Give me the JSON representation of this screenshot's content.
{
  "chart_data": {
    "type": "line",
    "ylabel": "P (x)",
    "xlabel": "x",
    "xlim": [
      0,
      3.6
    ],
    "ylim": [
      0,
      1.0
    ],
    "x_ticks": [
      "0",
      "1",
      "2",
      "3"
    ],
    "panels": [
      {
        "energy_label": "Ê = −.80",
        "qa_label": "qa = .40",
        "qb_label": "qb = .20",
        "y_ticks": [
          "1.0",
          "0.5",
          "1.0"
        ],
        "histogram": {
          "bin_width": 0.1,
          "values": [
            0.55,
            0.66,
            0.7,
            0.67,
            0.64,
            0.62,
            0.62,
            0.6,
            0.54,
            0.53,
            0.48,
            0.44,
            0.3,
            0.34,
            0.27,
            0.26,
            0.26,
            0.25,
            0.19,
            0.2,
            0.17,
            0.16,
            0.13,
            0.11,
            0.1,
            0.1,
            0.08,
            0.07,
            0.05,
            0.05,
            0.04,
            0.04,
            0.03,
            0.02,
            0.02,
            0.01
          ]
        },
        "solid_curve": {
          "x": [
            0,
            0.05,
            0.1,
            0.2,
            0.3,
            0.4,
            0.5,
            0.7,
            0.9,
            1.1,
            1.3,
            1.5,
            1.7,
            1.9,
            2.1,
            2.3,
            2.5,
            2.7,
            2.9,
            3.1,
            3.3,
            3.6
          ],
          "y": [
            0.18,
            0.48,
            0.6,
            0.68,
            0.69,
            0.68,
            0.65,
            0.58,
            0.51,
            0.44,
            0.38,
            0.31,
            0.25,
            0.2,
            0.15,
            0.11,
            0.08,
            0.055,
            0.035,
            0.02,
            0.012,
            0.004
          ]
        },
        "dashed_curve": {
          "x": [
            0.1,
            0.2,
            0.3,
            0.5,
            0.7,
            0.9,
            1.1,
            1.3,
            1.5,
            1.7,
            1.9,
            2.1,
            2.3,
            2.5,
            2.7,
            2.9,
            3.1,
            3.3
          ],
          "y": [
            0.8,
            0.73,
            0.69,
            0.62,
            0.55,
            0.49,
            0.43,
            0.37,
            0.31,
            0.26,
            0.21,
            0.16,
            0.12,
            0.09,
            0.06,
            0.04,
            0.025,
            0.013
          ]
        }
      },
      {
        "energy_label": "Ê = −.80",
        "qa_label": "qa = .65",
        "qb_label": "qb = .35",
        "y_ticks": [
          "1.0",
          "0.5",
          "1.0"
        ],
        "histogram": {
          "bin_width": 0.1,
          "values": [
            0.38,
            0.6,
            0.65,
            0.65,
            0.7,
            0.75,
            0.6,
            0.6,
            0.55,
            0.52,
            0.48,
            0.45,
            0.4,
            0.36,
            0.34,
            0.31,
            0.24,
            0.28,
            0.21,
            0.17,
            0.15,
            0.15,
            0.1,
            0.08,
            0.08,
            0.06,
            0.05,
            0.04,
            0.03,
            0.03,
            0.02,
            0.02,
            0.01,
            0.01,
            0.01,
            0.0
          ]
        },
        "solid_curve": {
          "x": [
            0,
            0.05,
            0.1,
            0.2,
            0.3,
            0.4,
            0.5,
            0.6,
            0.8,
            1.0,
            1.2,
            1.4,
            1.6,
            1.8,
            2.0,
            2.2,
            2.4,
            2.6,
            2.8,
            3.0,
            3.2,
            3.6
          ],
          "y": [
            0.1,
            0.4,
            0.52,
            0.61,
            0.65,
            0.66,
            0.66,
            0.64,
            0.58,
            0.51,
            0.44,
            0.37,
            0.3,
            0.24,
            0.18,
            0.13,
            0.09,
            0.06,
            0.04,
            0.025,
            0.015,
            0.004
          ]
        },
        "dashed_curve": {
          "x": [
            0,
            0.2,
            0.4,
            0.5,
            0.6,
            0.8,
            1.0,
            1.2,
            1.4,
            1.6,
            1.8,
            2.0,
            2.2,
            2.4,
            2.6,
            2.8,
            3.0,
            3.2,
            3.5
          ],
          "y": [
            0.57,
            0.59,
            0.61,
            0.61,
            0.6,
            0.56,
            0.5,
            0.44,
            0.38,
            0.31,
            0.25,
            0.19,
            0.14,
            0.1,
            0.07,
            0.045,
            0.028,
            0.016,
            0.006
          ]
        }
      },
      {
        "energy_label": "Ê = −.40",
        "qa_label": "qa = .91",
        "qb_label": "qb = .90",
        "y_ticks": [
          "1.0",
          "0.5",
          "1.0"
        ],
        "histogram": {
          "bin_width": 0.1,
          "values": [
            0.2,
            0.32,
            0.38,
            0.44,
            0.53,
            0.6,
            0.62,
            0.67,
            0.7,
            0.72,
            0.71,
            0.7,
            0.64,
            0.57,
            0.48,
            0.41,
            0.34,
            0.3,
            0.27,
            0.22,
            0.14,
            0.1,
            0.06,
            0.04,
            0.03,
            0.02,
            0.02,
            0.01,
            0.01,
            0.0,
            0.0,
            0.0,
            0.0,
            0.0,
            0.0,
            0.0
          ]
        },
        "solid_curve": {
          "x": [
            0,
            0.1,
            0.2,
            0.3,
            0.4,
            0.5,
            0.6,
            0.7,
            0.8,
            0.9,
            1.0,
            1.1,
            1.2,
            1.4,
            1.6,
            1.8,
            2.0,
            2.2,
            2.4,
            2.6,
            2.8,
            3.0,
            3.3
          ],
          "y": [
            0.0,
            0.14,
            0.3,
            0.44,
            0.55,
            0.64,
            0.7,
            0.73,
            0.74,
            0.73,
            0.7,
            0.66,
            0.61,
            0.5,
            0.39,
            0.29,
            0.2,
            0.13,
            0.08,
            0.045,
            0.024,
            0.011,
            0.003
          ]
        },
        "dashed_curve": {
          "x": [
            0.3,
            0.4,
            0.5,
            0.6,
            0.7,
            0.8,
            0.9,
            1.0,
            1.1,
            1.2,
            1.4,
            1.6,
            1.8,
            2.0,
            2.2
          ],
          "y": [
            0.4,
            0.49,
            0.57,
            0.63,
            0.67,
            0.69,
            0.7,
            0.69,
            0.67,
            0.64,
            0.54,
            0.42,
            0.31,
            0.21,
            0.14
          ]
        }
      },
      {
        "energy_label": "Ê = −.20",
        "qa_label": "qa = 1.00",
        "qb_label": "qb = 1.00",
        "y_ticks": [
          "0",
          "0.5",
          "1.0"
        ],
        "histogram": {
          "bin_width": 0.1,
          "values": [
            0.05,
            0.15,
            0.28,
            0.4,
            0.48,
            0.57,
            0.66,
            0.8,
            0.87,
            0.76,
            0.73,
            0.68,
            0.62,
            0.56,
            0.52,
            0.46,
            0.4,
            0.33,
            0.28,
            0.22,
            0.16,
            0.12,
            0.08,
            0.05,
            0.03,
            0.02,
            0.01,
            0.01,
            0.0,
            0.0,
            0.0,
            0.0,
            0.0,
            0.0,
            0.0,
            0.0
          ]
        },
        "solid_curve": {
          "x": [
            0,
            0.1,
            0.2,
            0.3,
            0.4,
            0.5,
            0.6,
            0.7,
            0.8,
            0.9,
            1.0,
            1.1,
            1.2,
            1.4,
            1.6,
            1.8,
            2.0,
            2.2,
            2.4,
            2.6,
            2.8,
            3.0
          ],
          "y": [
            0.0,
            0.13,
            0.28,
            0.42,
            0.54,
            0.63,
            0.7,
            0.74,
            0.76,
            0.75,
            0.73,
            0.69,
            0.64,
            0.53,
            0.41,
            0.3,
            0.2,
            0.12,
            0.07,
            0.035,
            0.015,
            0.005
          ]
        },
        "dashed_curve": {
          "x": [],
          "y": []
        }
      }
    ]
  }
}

•••••

Each line in the material above must be retyped without alteration.

**The result**.
Give me the JSON representation of this screenshot's content.
{
  "chart_data": {
    "type": "line",
    "ylabel": "P (x)",
    "xlabel": "x",
    "xlim": [
      0,
      3.6
    ],
    "ylim": [
      0,
      1.0
    ],
    "x_ticks": [
      "0",
      "1",
      "2",
      "3"
    ],
    "panels": [
      {
        "energy_label": "Ê = −.80",
        "qa_label": "qa = .40",
        "qb_label": "qb = .20",
        "y_ticks": [
          "1.0",
          "0.5",
          "1.0"
        ],
        "histogram": {
          "bin_width": 0.1,
          "values": [
            0.55,
            0.66,
            0.7,
            0.67,
            0.64,
            0.62,
            0.62,
            0.6,
            0.54,
            0.53,
            0.48,
            0.44,
            0.3,
            0.34,
            0.27,
            0.26,
            0.26,
            0.25,
            0.19,
            0.2,
            0.17,
            0.16,
            0.13,
            0.11,
            0.1,
            0.1,
            0.08,
            0.07,
            0.05,
            0.05,
            0.04,
            0.04,
            0.03,
            0.02,
            0.02,
            0.01
          ]
        },
        "solid_curve": {
          "x": [
            0,
            0.05,
            0.1,
            0.2,
            0.3,
            0.4,
            0.5,
            0.7,
            0.9,
            1.1,
            1.3,
            1.5,
            1.7,
            1.9,
            2.1,
            2.3,
            2.5,
            2.7,
            2.9,
            3.1,
            3.3,
            3.6
          ],
          "y": [
            0.18,
            0.48,
            0.6,
            0.68,
            0.69,
            0.68,
            0.65,
            0.58,
            0.51,
            0.44,
            0.38,
            0.31,
            0.25,
            0.2,
            0.15,
            0.11,
            0.08,
            0.055,
            0.035,
            0.02,
            0.012,
            0.004
          ]
        },
        "dashed_curve": {
          "x": [
            0.1,
            0.2,
            0.3,
            0.5,
            0.7,
            0.9,
            1.1,
            1.3,
            1.5,
            1.7,
            1.9,
            2.1,
            2.3,
            2.5,
            2.7,
            2.9,
            3.1,
            3.3
          ],
          "y": [
            0.8,
            0.73,
            0.69,
            0.62,
            0.55,
            0.49,
            0.43,
            0.37,
            0.31,
            0.26,
            0.21,
            0.16,
            0.12,
            0.09,
            0.06,
            0.04,
            0.025,
            0.013
          ]
        }
      },
      {
        "energy_label": "Ê = −.80",
        "qa_label": "qa = .65",
        "qb_label": "qb = .35",
        "y_ticks": [
          "1.0",
          "0.5",
          "1.0"
        ],
        "histogram": {
          "bin_width": 0.1,
          "values": [
            0.38,
            0.6,
            0.65,
            0.65,
            0.7,
            0.75,
            0.6,
            0.6,
            0.55,
            0.52,
            0.48,
            0.45,
            0.4,
            0.36,
            0.34,
            0.31,
            0.24,
            0.28,
            0.21,
            0.17,
            0.15,
            0.15,
            0.1,
            0.08,
            0.08,
            0.06,
            0.05,
            0.04,
            0.03,
            0.03,
            0.02,
            0.02,
            0.01,
            0.01,
            0.01,
            0.0
          ]
        },
        "solid_curve": {
          "x": [
            0,
            0.05,
            0.1,
            0.2,
            0.3,
            0.4,
            0.5,
            0.6,
            0.8,
            1.0,
            1.2,
            1.4,
            1.6,
            1.8,
            2.0,
            2.2,
            2.4,
            2.6,
            2.8,
            3.0,
            3.2,
            3.6
          ],
          "y": [
            0.1,
            0.4,
            0.52,
            0.61,
            0.65,
            0.66,
            0.66,
            0.64,
            0.58,
            0.51,
            0.44,
            0.37,
            0.3,
            0.24,
            0.18,
            0.13,
            0.09,
            0.06,
            0.04,
            0.025,
            0.015,
            0.004
          ]
        },
        "dashed_curve": {
          "x": [
            0,
            0.2,
            0.4,
            0.5,
            0.6,
            0.8,
            1.0,
            1.2,
            1.4,
            1.6,
            1.8,
            2.0,
            2.2,
            2.4,
            2.6,
            2.8,
            3.0,
            3.2,
            3.5
          ],
          "y": [
            0.57,
            0.59,
            0.61,
            0.61,
            0.6,
            0.56,
            0.5,
            0.44,
            0.38,
            0.31,
            0.25,
            0.19,
            0.14,
            0.1,
            0.07,
            0.045,
            0.028,
            0.016,
            0.006
          ]
        }
      },
      {
        "energy_label": "Ê = −.40",
        "qa_label": "qa = .91",
        "qb_label": "qb = .90",
        "y_ticks": [
          "1.0",
          "0.5",
          "1.0"
        ],
        "histogram": {
          "bin_width": 0.1,
          "values": [
            0.2,
            0.32,
            0.38,
            0.44,
            0.53,
            0.6,
            0.62,
            0.67,
            0.7,
            0.72,
            0.71,
            0.7,
            0.64,
            0.57,
            0.48,
            0.41,
            0.34,
            0.3,
            0.27,
            0.22,
            0.14,
            0.1,
            0.06,
            0.04,
            0.03,
            0.02,
            0.02,
            0.01,
            0.01,
            0.0,
            0.0,
            0.0,
            0.0,
            0.0,
            0.0,
            0.0
          ]
        },
        "solid_curve": {
          "x": [
            0,
            0.1,
            0.2,
            0.3,
            0.4,
            0.5,
            0.6,
            0.7,
            0.8,
            0.9,
            1.0,
            1.1,
            1.2,
            1.4,
            1.6,
            1.8,
            2.0,
            2.2,
            2.4,
            2.6,
            2.8,
            3.0,
            3.3
          ],
          "y": [
            0.0,
            0.14,
            0.3,
            0.44,
            0.55,
            0.64,
            0.7,
            0.73,
            0.74,
            0.73,
            0.7,
            0.66,
            0.61,
            0.5,
            0.39,
            0.29,
            0.2,
            0.13,
            0.08,
            0.045,
            0.024,
            0.011,
            0.003
          ]
        },
        "dashed_curve": {
          "x": [
            0.3,
            0.4,
            0.5,
            0.6,
            0.7,
            0.8,
            0.9,
            1.0,
            1.1,
            1.2,
            1.4,
            1.6,
            1.8,
            2.0,
            2.2
          ],
          "y": [
            0.4,
            0.49,
            0.57,
            0.63,
            0.67,
            0.69,
            0.7,
            0.69,
            0.67,
            0.64,
            0.54,
            0.42,
            0.31,
            0.21,
            0.14
          ]
        }
      },
      {
        "energy_label": "Ê = −.20",
        "qa_label": "qa = 1.00",
        "qb_label": "qb = 1.00",
        "y_ticks": [
          "0",
          "0.5",
          "1.0"
        ],
        "histogram": {
          "bin_width": 0.1,
          "values": [
            0.05,
            0.15,
            0.28,
            0.4,
            0.48,
            0.57,
            0.66,
            0.8,
            0.87,
            0.76,
            0.73,
            0.68,
            0.62,
            0.56,
            0.52,
            0.46,
            0.4,
            0.33,
            0.28,
            0.22,
            0.16,
            0.12,
            0.08,
            0.05,
            0.03,
            0.02,
            0.01,
            0.01,
            0.0,
            0.0,
            0.0,
            0.0,
            0.0,
            0.0,
            0.0,
            0.0
          ]
        },
        "solid_curve": {
          "x": [
            0,
            0.1,
            0.2,
            0.3,
            0.4,
            0.5,
            0.6,
            0.7,
            0.8,
            0.9,
            1.0,
            1.1,
            1.2,
            1.4,
            1.6,
            1.8,
            2.0,
            2.2,
            2.4,
            2.6,
            2.8,
            3.0
          ],
          "y": [
            0.0,
            0.13,
            0.28,
            0.42,
            0.54,
            0.63,
            0.7,
            0.74,
            0.76,
            0.75,
            0.73,
            0.69,
            0.64,
            0.53,
            0.41,
            0.3,
            0.2,
            0.12,
            0.07,
            0.035,
            0.015,
            0.005
          ]
        },
        "dashed_curve": {
          "x": [],
          "y": []
        }
      }
    ]
  }
}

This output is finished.